MATERIALS PROVIDED
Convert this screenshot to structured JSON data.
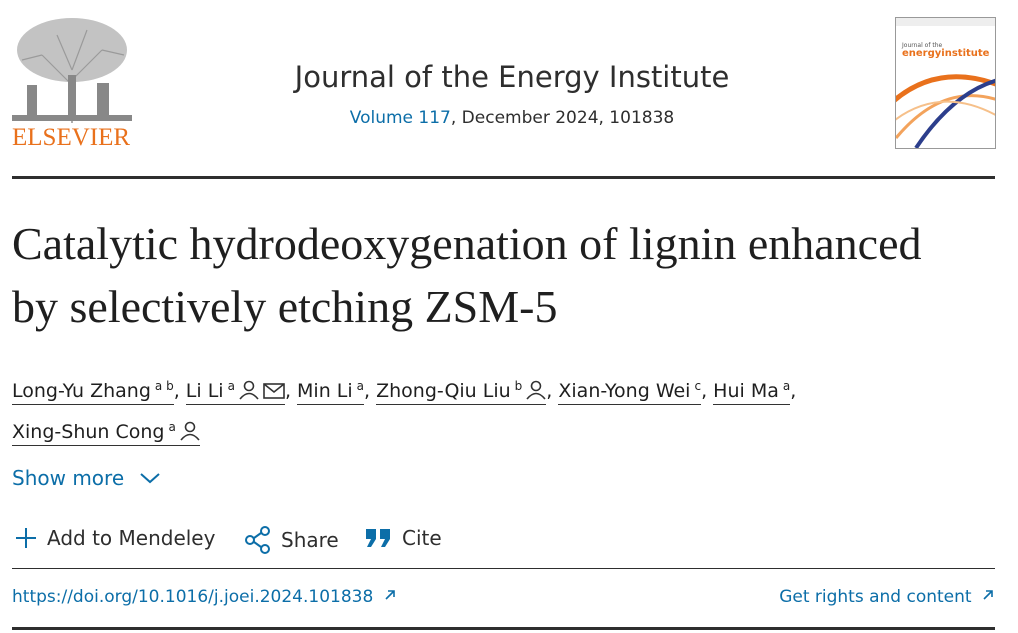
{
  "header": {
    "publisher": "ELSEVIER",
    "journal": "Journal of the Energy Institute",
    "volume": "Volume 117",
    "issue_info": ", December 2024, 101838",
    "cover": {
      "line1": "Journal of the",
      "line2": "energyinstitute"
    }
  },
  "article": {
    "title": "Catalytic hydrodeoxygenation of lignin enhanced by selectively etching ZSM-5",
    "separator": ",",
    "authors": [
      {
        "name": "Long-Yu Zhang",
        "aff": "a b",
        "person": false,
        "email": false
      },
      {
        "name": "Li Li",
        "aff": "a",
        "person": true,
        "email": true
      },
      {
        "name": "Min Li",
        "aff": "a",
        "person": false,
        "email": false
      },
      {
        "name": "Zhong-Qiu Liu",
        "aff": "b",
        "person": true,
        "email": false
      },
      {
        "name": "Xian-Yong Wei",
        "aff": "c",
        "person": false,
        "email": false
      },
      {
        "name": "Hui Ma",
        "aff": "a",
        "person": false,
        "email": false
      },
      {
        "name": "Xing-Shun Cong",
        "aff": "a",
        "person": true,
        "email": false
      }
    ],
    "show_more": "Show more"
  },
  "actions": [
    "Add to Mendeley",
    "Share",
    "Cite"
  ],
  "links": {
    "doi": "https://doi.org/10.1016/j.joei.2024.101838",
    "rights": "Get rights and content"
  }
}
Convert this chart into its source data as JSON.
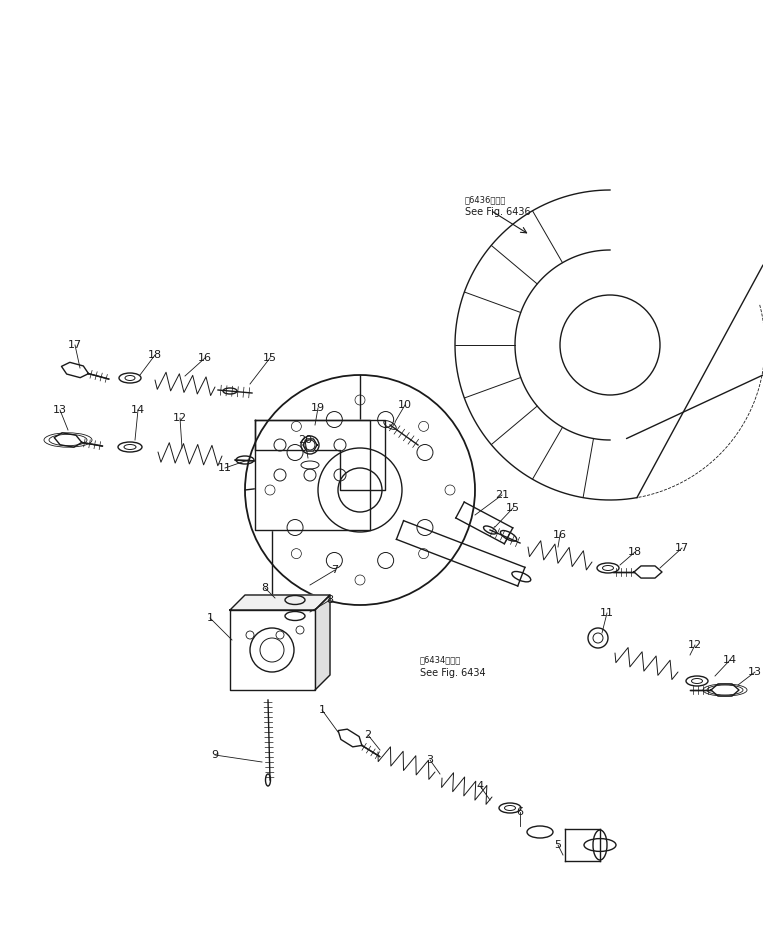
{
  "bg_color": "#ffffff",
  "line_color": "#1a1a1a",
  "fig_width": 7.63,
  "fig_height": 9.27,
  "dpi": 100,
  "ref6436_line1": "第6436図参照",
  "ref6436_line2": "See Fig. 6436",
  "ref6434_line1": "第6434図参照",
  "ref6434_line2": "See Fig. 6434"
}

EXERCISE OBJECTIVE
Will you repeat the material above, but only from the line containing "Convert this chart" through its last line, exactly and without the pictures?

EXERCISE RESPONSE
Convert this chart into its source data as JSON.
{
  "bg_color": "#ffffff",
  "line_color": "#1a1a1a",
  "fig_width": 7.63,
  "fig_height": 9.27,
  "dpi": 100,
  "ref6436_line1": "第6436図参照",
  "ref6436_line2": "See Fig. 6436",
  "ref6434_line1": "第6434図参照",
  "ref6434_line2": "See Fig. 6434"
}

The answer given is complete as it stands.